WORK INSTRUCTIONS: From the line with "Convert this screenshot" to the final line of the records, reproduce every line exactly and only those lines.

SOURCE MATERIAL:
=-=-=

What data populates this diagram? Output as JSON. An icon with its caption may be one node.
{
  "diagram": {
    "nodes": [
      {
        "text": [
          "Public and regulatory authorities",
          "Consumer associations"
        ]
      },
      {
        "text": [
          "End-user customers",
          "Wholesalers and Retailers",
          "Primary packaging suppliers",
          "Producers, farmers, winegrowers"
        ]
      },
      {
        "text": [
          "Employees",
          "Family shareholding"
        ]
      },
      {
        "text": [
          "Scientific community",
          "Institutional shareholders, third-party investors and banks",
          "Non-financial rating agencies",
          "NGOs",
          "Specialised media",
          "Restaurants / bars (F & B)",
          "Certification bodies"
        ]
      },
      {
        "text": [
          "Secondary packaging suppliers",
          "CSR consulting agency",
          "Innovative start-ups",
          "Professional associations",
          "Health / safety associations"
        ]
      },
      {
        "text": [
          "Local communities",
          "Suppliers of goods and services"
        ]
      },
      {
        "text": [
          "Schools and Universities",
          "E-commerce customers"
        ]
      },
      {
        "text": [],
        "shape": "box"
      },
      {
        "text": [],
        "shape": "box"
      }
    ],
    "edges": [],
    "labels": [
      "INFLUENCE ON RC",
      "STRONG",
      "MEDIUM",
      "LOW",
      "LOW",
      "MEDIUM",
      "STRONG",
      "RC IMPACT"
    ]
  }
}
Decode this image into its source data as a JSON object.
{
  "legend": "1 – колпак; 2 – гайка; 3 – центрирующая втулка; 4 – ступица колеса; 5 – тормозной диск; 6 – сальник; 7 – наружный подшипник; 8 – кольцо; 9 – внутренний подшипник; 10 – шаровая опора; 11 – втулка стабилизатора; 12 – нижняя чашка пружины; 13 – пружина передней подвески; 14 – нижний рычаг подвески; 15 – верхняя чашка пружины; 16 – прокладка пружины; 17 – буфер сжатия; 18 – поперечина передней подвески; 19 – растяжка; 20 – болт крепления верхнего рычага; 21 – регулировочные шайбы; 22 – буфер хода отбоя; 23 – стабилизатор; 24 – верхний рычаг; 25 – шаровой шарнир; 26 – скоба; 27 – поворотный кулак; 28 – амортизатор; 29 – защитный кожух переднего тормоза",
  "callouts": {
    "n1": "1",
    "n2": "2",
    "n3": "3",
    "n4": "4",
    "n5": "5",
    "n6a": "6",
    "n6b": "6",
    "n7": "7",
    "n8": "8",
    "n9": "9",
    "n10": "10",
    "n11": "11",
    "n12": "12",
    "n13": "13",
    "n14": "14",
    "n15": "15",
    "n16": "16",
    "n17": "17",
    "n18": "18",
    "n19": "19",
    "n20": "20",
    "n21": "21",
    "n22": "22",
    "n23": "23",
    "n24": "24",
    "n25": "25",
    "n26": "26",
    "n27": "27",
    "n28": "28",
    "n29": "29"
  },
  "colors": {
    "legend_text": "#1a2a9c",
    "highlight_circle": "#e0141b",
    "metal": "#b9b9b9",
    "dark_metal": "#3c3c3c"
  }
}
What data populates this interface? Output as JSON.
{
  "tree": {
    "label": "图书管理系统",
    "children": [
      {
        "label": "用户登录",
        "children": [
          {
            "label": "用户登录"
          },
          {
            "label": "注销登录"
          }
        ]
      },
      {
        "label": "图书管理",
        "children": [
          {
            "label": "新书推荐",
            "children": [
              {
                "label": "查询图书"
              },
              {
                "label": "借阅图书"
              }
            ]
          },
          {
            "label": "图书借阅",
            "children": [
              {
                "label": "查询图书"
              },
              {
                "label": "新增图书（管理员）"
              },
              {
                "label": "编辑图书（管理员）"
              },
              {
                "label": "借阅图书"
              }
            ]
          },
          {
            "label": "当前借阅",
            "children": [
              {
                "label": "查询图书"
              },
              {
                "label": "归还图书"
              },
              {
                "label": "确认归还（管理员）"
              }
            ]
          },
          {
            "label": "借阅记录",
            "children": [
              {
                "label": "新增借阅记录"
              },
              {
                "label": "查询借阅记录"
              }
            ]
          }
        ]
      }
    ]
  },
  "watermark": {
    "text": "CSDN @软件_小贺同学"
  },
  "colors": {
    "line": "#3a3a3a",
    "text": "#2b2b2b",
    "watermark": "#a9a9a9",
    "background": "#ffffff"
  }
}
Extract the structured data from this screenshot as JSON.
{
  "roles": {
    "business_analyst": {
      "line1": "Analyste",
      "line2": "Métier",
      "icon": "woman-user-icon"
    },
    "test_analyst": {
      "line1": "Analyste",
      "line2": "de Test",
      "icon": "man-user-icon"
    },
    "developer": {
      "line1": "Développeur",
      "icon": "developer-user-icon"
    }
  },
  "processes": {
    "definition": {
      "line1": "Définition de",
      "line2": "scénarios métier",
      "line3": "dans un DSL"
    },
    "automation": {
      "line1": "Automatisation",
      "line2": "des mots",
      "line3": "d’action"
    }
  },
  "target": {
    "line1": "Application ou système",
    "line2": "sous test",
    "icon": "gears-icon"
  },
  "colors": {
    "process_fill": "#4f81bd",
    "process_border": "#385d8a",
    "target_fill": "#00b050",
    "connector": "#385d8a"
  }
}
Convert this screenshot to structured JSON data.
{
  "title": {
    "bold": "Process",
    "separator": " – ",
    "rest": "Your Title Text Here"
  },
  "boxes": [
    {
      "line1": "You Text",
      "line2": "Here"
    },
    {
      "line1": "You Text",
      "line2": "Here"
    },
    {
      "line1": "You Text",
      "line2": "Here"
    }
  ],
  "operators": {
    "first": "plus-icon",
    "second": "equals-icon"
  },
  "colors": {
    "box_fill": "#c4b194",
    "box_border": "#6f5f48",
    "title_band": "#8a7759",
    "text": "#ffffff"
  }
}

=-=-=

THE RESPONSE:
Convert this screenshot to structured JSON data.
{
  "title": {
    "bold": "Process",
    "separator": " – ",
    "rest": "Your Title Text Here"
  },
  "boxes": [
    {
      "line1": "You Text",
      "line2": "Here"
    },
    {
      "line1": "You Text",
      "line2": "Here"
    },
    {
      "line1": "You Text",
      "line2": "Here"
    }
  ],
  "operators": {
    "first": "plus-icon",
    "second": "equals-icon"
  },
  "colors": {
    "box_fill": "#c4b194",
    "box_border": "#6f5f48",
    "title_band": "#8a7759",
    "text": "#ffffff"
  }
}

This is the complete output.